▶ **Objective**:
Omit the images, then output each of the records below exactly.

▶ **Data records**:
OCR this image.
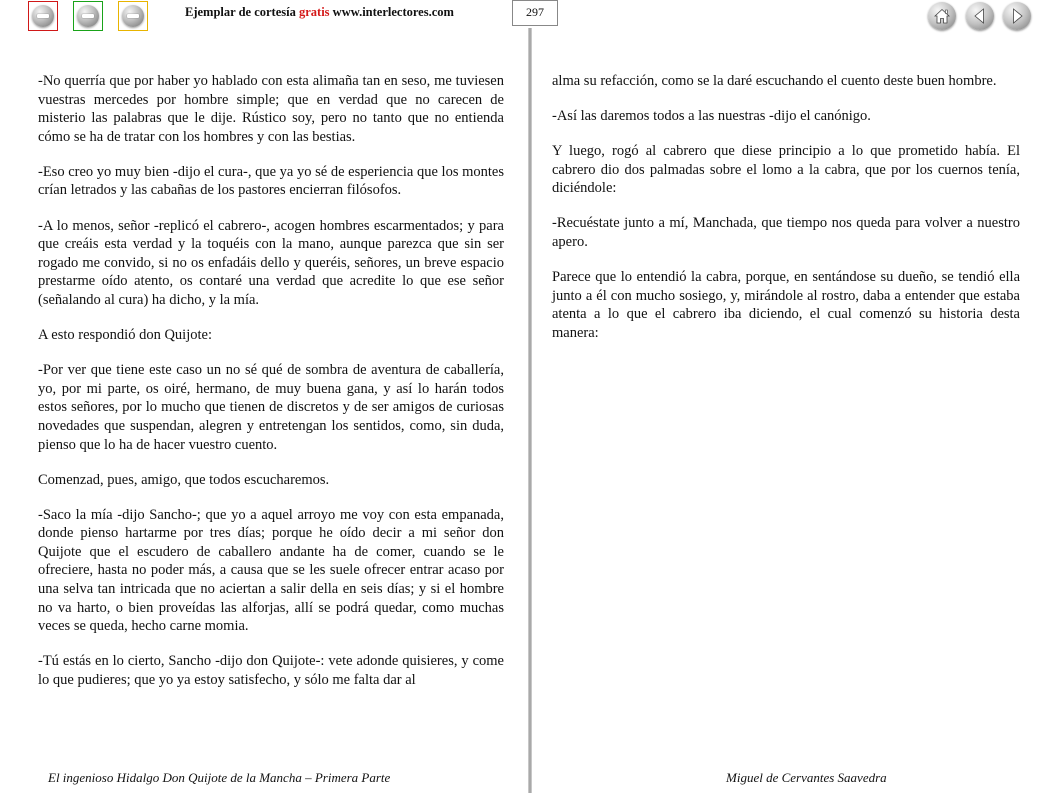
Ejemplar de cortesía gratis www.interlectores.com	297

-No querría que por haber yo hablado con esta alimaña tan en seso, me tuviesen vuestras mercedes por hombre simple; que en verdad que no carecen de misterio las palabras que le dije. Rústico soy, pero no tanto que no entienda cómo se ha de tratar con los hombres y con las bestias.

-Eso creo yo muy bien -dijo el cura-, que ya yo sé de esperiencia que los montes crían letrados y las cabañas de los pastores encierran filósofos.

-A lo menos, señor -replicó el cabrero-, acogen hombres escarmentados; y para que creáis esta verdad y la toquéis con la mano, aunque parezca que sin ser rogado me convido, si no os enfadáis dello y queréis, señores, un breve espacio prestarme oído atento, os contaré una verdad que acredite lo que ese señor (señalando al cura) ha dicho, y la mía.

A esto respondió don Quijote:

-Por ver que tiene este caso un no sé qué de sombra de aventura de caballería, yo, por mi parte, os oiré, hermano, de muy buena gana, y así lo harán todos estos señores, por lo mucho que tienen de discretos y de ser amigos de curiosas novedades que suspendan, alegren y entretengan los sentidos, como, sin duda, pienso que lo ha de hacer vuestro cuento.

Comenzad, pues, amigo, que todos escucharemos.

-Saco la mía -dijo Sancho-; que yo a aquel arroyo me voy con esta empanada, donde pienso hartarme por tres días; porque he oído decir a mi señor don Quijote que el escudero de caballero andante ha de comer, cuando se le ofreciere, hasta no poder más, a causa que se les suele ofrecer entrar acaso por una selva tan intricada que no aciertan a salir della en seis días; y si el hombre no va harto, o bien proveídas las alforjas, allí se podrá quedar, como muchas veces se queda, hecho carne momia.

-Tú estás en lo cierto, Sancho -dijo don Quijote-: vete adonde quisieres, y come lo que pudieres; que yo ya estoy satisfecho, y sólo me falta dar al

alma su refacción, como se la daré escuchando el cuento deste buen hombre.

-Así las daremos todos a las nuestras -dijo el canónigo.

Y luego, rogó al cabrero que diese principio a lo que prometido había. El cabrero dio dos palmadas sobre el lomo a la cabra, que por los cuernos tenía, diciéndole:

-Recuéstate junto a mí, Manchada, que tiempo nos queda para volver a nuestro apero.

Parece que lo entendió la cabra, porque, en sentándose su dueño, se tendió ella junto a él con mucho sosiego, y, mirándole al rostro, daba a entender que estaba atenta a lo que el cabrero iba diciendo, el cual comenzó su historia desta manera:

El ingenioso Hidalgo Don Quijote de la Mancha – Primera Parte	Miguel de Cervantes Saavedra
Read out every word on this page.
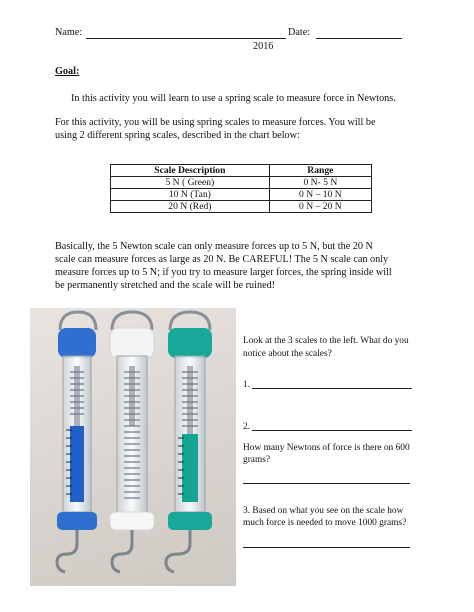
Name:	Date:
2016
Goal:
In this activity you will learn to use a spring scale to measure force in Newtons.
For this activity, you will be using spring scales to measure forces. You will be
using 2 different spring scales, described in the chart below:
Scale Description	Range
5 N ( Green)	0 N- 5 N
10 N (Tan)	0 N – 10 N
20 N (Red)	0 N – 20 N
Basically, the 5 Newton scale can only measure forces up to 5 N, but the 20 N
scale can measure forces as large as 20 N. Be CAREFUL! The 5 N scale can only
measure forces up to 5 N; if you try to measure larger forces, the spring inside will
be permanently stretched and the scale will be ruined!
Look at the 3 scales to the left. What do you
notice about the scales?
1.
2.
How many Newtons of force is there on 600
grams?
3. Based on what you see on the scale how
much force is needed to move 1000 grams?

▶ **Result**:
OCR this image.
Ejemplar de cortesía gratis www.interlectores.com	297

-No querría que por haber yo hablado con esta alimaña tan en seso, me tuviesen vuestras mercedes por hombre simple; que en verdad que no carecen de misterio las palabras que le dije. Rústico soy, pero no tanto que no entienda cómo se ha de tratar con los hombres y con las bestias.

-Eso creo yo muy bien -dijo el cura-, que ya yo sé de esperiencia que los montes crían letrados y las cabañas de los pastores encierran filósofos.

-A lo menos, señor -replicó el cabrero-, acogen hombres escarmentados; y para que creáis esta verdad y la toquéis con la mano, aunque parezca que sin ser rogado me convido, si no os enfadáis dello y queréis, señores, un breve espacio prestarme oído atento, os contaré una verdad que acredite lo que ese señor (señalando al cura) ha dicho, y la mía.

A esto respondió don Quijote:

-Por ver que tiene este caso un no sé qué de sombra de aventura de caballería, yo, por mi parte, os oiré, hermano, de muy buena gana, y así lo harán todos estos señores, por lo mucho que tienen de discretos y de ser amigos de curiosas novedades que suspendan, alegren y entretengan los sentidos, como, sin duda, pienso que lo ha de hacer vuestro cuento.

Comenzad, pues, amigo, que todos escucharemos.

-Saco la mía -dijo Sancho-; que yo a aquel arroyo me voy con esta empanada, donde pienso hartarme por tres días; porque he oído decir a mi señor don Quijote que el escudero de caballero andante ha de comer, cuando se le ofreciere, hasta no poder más, a causa que se les suele ofrecer entrar acaso por una selva tan intricada que no aciertan a salir della en seis días; y si el hombre no va harto, o bien proveídas las alforjas, allí se podrá quedar, como muchas veces se queda, hecho carne momia.

-Tú estás en lo cierto, Sancho -dijo don Quijote-: vete adonde quisieres, y come lo que pudieres; que yo ya estoy satisfecho, y sólo me falta dar al

alma su refacción, como se la daré escuchando el cuento deste buen hombre.

-Así las daremos todos a las nuestras -dijo el canónigo.

Y luego, rogó al cabrero que diese principio a lo que prometido había. El cabrero dio dos palmadas sobre el lomo a la cabra, que por los cuernos tenía, diciéndole:

-Recuéstate junto a mí, Manchada, que tiempo nos queda para volver a nuestro apero.

Parece que lo entendió la cabra, porque, en sentándose su dueño, se tendió ella junto a él con mucho sosiego, y, mirándole al rostro, daba a entender que estaba atenta a lo que el cabrero iba diciendo, el cual comenzó su historia desta manera:

El ingenioso Hidalgo Don Quijote de la Mancha – Primera Parte	Miguel de Cervantes Saavedra
Read out every word on this page.
Name:	Date:
2016
Goal:
In this activity you will learn to use a spring scale to measure force in Newtons.
For this activity, you will be using spring scales to measure forces. You will be
using 2 different spring scales, described in the chart below:
Scale Description	Range
5 N ( Green)	0 N- 5 N
10 N (Tan)	0 N – 10 N
20 N (Red)	0 N – 20 N
Basically, the 5 Newton scale can only measure forces up to 5 N, but the 20 N
scale can measure forces as large as 20 N. Be CAREFUL! The 5 N scale can only
measure forces up to 5 N; if you try to measure larger forces, the spring inside will
be permanently stretched and the scale will be ruined!
Look at the 3 scales to the left. What do you
notice about the scales?
1.
2.
How many Newtons of force is there on 600
grams?
3. Based on what you see on the scale how
much force is needed to move 1000 grams?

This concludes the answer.